CHALLENGE
Transcribe the whole listing without a single picture.

Stored data
************

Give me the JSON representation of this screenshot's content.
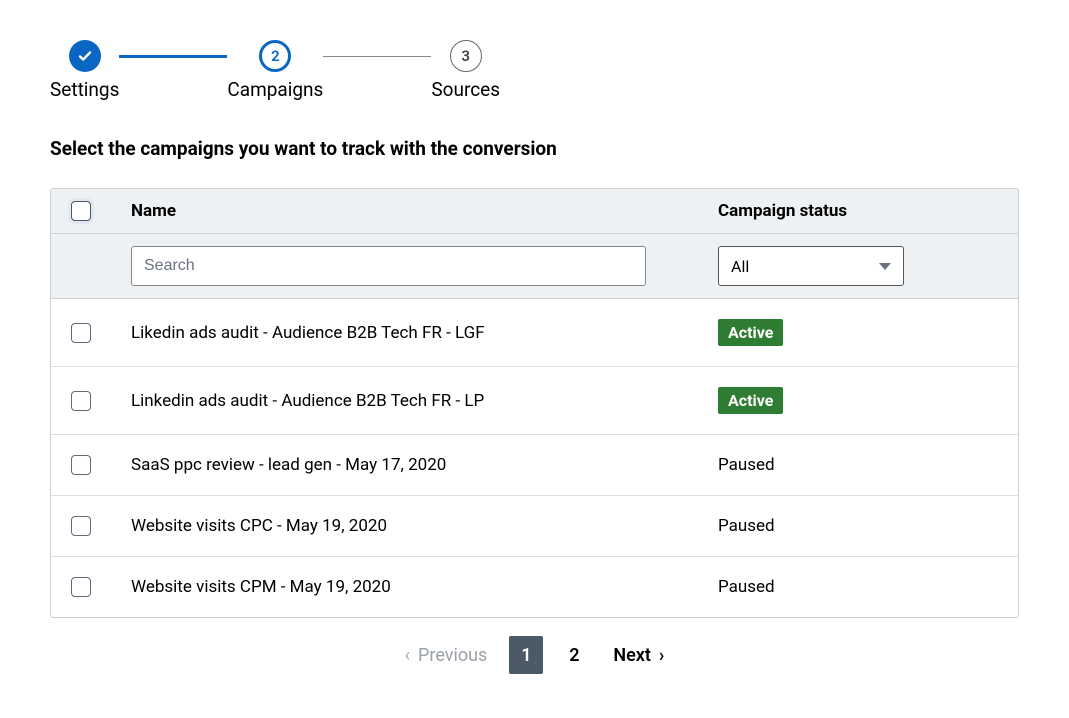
{
  "stepper": {
    "steps": [
      {
        "label": "Settings",
        "state": "done"
      },
      {
        "label": "Campaigns",
        "state": "current",
        "num": "2"
      },
      {
        "label": "Sources",
        "state": "future",
        "num": "3"
      }
    ]
  },
  "heading": "Select the campaigns you want to track with the conversion",
  "table": {
    "columns": {
      "name": "Name",
      "status": "Campaign status"
    },
    "filters": {
      "search_placeholder": "Search",
      "status_value": "All"
    },
    "rows": [
      {
        "name": "Likedin ads audit - Audience B2B Tech FR - LGF",
        "status": "Active",
        "badge": true
      },
      {
        "name": "Linkedin ads audit - Audience B2B Tech FR - LP",
        "status": "Active",
        "badge": true
      },
      {
        "name": "SaaS ppc review - lead gen - May 17, 2020",
        "status": "Paused",
        "badge": false
      },
      {
        "name": "Website visits CPC - May 19, 2020",
        "status": "Paused",
        "badge": false
      },
      {
        "name": "Website visits CPM - May 19, 2020",
        "status": "Paused",
        "badge": false
      }
    ]
  },
  "pager": {
    "prev": "Previous",
    "next": "Next",
    "pages": [
      "1",
      "2"
    ],
    "current": "1"
  }
}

************

IN RESPONSE
Give me the JSON representation of this screenshot's content.
{
  "stepper": {
    "steps": [
      {
        "label": "Settings",
        "state": "done"
      },
      {
        "label": "Campaigns",
        "state": "current",
        "num": "2"
      },
      {
        "label": "Sources",
        "state": "future",
        "num": "3"
      }
    ]
  },
  "heading": "Select the campaigns you want to track with the conversion",
  "table": {
    "columns": {
      "name": "Name",
      "status": "Campaign status"
    },
    "filters": {
      "search_placeholder": "Search",
      "status_value": "All"
    },
    "rows": [
      {
        "name": "Likedin ads audit - Audience B2B Tech FR - LGF",
        "status": "Active",
        "badge": true
      },
      {
        "name": "Linkedin ads audit - Audience B2B Tech FR - LP",
        "status": "Active",
        "badge": true
      },
      {
        "name": "SaaS ppc review - lead gen - May 17, 2020",
        "status": "Paused",
        "badge": false
      },
      {
        "name": "Website visits CPC - May 19, 2020",
        "status": "Paused",
        "badge": false
      },
      {
        "name": "Website visits CPM - May 19, 2020",
        "status": "Paused",
        "badge": false
      }
    ]
  },
  "pager": {
    "prev": "Previous",
    "next": "Next",
    "pages": [
      "1",
      "2"
    ],
    "current": "1"
  }
}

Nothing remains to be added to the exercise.